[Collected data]
####################

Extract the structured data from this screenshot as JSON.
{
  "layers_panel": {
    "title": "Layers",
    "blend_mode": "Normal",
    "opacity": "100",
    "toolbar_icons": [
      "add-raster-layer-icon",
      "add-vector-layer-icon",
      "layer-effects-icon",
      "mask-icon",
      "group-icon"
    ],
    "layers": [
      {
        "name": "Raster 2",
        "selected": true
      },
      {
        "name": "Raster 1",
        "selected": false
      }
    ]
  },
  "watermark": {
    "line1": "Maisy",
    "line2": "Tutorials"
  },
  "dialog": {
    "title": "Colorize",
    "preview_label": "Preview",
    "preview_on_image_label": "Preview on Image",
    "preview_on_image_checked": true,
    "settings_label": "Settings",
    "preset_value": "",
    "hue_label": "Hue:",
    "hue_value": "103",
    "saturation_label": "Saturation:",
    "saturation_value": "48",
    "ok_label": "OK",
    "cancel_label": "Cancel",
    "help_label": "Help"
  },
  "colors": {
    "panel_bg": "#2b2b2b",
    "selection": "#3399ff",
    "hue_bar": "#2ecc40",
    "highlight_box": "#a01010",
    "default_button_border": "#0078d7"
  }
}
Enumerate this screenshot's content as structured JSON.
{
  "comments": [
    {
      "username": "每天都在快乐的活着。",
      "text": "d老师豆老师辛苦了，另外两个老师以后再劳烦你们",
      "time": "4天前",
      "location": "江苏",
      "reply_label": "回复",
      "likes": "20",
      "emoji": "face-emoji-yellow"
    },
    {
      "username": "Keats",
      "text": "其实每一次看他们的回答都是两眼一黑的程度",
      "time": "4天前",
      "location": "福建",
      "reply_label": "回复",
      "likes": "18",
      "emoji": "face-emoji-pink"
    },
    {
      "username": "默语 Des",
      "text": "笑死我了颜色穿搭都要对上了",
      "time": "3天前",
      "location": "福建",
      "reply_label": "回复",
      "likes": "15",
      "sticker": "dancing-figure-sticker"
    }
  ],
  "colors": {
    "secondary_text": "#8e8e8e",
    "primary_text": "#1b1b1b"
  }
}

####################

THE TASK — Every record should be given again exactly.

SOLVED PROBLEM —
Extract the structured data from this screenshot as JSON.
{
  "layers_panel": {
    "title": "Layers",
    "blend_mode": "Normal",
    "opacity": "100",
    "toolbar_icons": [
      "add-raster-layer-icon",
      "add-vector-layer-icon",
      "layer-effects-icon",
      "mask-icon",
      "group-icon"
    ],
    "layers": [
      {
        "name": "Raster 2",
        "selected": true
      },
      {
        "name": "Raster 1",
        "selected": false
      }
    ]
  },
  "watermark": {
    "line1": "Maisy",
    "line2": "Tutorials"
  },
  "dialog": {
    "title": "Colorize",
    "preview_label": "Preview",
    "preview_on_image_label": "Preview on Image",
    "preview_on_image_checked": true,
    "settings_label": "Settings",
    "preset_value": "",
    "hue_label": "Hue:",
    "hue_value": "103",
    "saturation_label": "Saturation:",
    "saturation_value": "48",
    "ok_label": "OK",
    "cancel_label": "Cancel",
    "help_label": "Help"
  },
  "colors": {
    "panel_bg": "#2b2b2b",
    "selection": "#3399ff",
    "hue_bar": "#2ecc40",
    "highlight_box": "#a01010",
    "default_button_border": "#0078d7"
  }
}
Enumerate this screenshot's content as structured JSON.
{
  "comments": [
    {
      "username": "每天都在快乐的活着。",
      "text": "d老师豆老师辛苦了，另外两个老师以后再劳烦你们",
      "time": "4天前",
      "location": "江苏",
      "reply_label": "回复",
      "likes": "20",
      "emoji": "face-emoji-yellow"
    },
    {
      "username": "Keats",
      "text": "其实每一次看他们的回答都是两眼一黑的程度",
      "time": "4天前",
      "location": "福建",
      "reply_label": "回复",
      "likes": "18",
      "emoji": "face-emoji-pink"
    },
    {
      "username": "默语 Des",
      "text": "笑死我了颜色穿搭都要对上了",
      "time": "3天前",
      "location": "福建",
      "reply_label": "回复",
      "likes": "15",
      "sticker": "dancing-figure-sticker"
    }
  ],
  "colors": {
    "secondary_text": "#8e8e8e",
    "primary_text": "#1b1b1b"
  }
}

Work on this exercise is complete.